**DATA IN THIS EXERCISE**

::::::::

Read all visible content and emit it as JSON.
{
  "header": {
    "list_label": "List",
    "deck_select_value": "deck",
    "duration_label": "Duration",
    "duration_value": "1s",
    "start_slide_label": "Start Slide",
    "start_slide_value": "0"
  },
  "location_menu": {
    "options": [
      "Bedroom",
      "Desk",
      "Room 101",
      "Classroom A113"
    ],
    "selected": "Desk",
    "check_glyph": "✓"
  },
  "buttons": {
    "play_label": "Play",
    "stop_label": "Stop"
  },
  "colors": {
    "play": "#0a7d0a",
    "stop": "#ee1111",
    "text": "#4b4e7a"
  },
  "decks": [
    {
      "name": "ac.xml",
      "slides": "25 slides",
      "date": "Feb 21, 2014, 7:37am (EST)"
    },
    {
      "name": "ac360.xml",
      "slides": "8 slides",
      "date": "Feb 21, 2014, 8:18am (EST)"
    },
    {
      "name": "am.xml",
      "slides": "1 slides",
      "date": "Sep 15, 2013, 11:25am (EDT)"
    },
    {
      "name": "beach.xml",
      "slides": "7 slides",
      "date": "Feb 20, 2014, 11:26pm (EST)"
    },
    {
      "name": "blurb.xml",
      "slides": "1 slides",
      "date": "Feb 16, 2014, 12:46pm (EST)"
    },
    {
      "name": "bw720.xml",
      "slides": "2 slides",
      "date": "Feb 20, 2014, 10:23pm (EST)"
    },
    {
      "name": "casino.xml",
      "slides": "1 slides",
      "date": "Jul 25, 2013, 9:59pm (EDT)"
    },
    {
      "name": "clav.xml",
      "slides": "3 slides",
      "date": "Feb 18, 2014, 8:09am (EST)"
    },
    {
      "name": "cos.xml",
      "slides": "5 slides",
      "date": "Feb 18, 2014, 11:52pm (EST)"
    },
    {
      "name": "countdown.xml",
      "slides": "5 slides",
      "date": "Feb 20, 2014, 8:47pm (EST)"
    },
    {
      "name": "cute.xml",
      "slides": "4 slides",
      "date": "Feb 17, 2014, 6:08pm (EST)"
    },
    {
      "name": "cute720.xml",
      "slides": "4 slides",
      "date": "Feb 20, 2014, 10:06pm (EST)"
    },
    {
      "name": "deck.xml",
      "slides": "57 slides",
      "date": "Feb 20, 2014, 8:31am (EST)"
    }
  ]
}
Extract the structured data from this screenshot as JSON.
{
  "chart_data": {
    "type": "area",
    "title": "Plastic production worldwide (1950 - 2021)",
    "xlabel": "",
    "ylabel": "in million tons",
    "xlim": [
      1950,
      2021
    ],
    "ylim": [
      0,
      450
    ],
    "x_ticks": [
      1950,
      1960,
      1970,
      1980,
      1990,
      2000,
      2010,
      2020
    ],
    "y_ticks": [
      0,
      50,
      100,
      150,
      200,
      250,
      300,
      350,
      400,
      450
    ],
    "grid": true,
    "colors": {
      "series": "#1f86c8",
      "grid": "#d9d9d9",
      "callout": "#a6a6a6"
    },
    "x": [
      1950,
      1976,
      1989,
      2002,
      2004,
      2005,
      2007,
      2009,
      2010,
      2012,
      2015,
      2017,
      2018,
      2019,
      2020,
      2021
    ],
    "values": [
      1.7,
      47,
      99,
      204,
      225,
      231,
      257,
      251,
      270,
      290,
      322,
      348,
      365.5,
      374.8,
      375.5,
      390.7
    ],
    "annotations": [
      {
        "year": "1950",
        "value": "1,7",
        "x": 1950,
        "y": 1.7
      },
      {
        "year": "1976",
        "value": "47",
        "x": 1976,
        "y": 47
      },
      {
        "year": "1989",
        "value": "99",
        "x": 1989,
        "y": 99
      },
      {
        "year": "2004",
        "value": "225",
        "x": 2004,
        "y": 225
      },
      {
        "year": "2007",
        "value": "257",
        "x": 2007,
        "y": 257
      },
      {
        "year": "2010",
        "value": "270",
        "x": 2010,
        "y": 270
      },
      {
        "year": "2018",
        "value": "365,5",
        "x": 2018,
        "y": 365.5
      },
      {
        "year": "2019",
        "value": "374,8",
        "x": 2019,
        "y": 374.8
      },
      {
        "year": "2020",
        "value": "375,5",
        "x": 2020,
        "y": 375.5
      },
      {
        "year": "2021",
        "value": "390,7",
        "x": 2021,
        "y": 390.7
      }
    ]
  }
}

::::::::

**AIM OF THE TASK**
Your task is to extract all of the records exactly.

**REPLY TO THE TASK**
Read all visible content and emit it as JSON.
{
  "header": {
    "list_label": "List",
    "deck_select_value": "deck",
    "duration_label": "Duration",
    "duration_value": "1s",
    "start_slide_label": "Start Slide",
    "start_slide_value": "0"
  },
  "location_menu": {
    "options": [
      "Bedroom",
      "Desk",
      "Room 101",
      "Classroom A113"
    ],
    "selected": "Desk",
    "check_glyph": "✓"
  },
  "buttons": {
    "play_label": "Play",
    "stop_label": "Stop"
  },
  "colors": {
    "play": "#0a7d0a",
    "stop": "#ee1111",
    "text": "#4b4e7a"
  },
  "decks": [
    {
      "name": "ac.xml",
      "slides": "25 slides",
      "date": "Feb 21, 2014, 7:37am (EST)"
    },
    {
      "name": "ac360.xml",
      "slides": "8 slides",
      "date": "Feb 21, 2014, 8:18am (EST)"
    },
    {
      "name": "am.xml",
      "slides": "1 slides",
      "date": "Sep 15, 2013, 11:25am (EDT)"
    },
    {
      "name": "beach.xml",
      "slides": "7 slides",
      "date": "Feb 20, 2014, 11:26pm (EST)"
    },
    {
      "name": "blurb.xml",
      "slides": "1 slides",
      "date": "Feb 16, 2014, 12:46pm (EST)"
    },
    {
      "name": "bw720.xml",
      "slides": "2 slides",
      "date": "Feb 20, 2014, 10:23pm (EST)"
    },
    {
      "name": "casino.xml",
      "slides": "1 slides",
      "date": "Jul 25, 2013, 9:59pm (EDT)"
    },
    {
      "name": "clav.xml",
      "slides": "3 slides",
      "date": "Feb 18, 2014, 8:09am (EST)"
    },
    {
      "name": "cos.xml",
      "slides": "5 slides",
      "date": "Feb 18, 2014, 11:52pm (EST)"
    },
    {
      "name": "countdown.xml",
      "slides": "5 slides",
      "date": "Feb 20, 2014, 8:47pm (EST)"
    },
    {
      "name": "cute.xml",
      "slides": "4 slides",
      "date": "Feb 17, 2014, 6:08pm (EST)"
    },
    {
      "name": "cute720.xml",
      "slides": "4 slides",
      "date": "Feb 20, 2014, 10:06pm (EST)"
    },
    {
      "name": "deck.xml",
      "slides": "57 slides",
      "date": "Feb 20, 2014, 8:31am (EST)"
    }
  ]
}
Extract the structured data from this screenshot as JSON.
{
  "chart_data": {
    "type": "area",
    "title": "Plastic production worldwide (1950 - 2021)",
    "xlabel": "",
    "ylabel": "in million tons",
    "xlim": [
      1950,
      2021
    ],
    "ylim": [
      0,
      450
    ],
    "x_ticks": [
      1950,
      1960,
      1970,
      1980,
      1990,
      2000,
      2010,
      2020
    ],
    "y_ticks": [
      0,
      50,
      100,
      150,
      200,
      250,
      300,
      350,
      400,
      450
    ],
    "grid": true,
    "colors": {
      "series": "#1f86c8",
      "grid": "#d9d9d9",
      "callout": "#a6a6a6"
    },
    "x": [
      1950,
      1976,
      1989,
      2002,
      2004,
      2005,
      2007,
      2009,
      2010,
      2012,
      2015,
      2017,
      2018,
      2019,
      2020,
      2021
    ],
    "values": [
      1.7,
      47,
      99,
      204,
      225,
      231,
      257,
      251,
      270,
      290,
      322,
      348,
      365.5,
      374.8,
      375.5,
      390.7
    ],
    "annotations": [
      {
        "year": "1950",
        "value": "1,7",
        "x": 1950,
        "y": 1.7
      },
      {
        "year": "1976",
        "value": "47",
        "x": 1976,
        "y": 47
      },
      {
        "year": "1989",
        "value": "99",
        "x": 1989,
        "y": 99
      },
      {
        "year": "2004",
        "value": "225",
        "x": 2004,
        "y": 225
      },
      {
        "year": "2007",
        "value": "257",
        "x": 2007,
        "y": 257
      },
      {
        "year": "2010",
        "value": "270",
        "x": 2010,
        "y": 270
      },
      {
        "year": "2018",
        "value": "365,5",
        "x": 2018,
        "y": 365.5
      },
      {
        "year": "2019",
        "value": "374,8",
        "x": 2019,
        "y": 374.8
      },
      {
        "year": "2020",
        "value": "375,5",
        "x": 2020,
        "y": 375.5
      },
      {
        "year": "2021",
        "value": "390,7",
        "x": 2021,
        "y": 390.7
      }
    ]
  }
}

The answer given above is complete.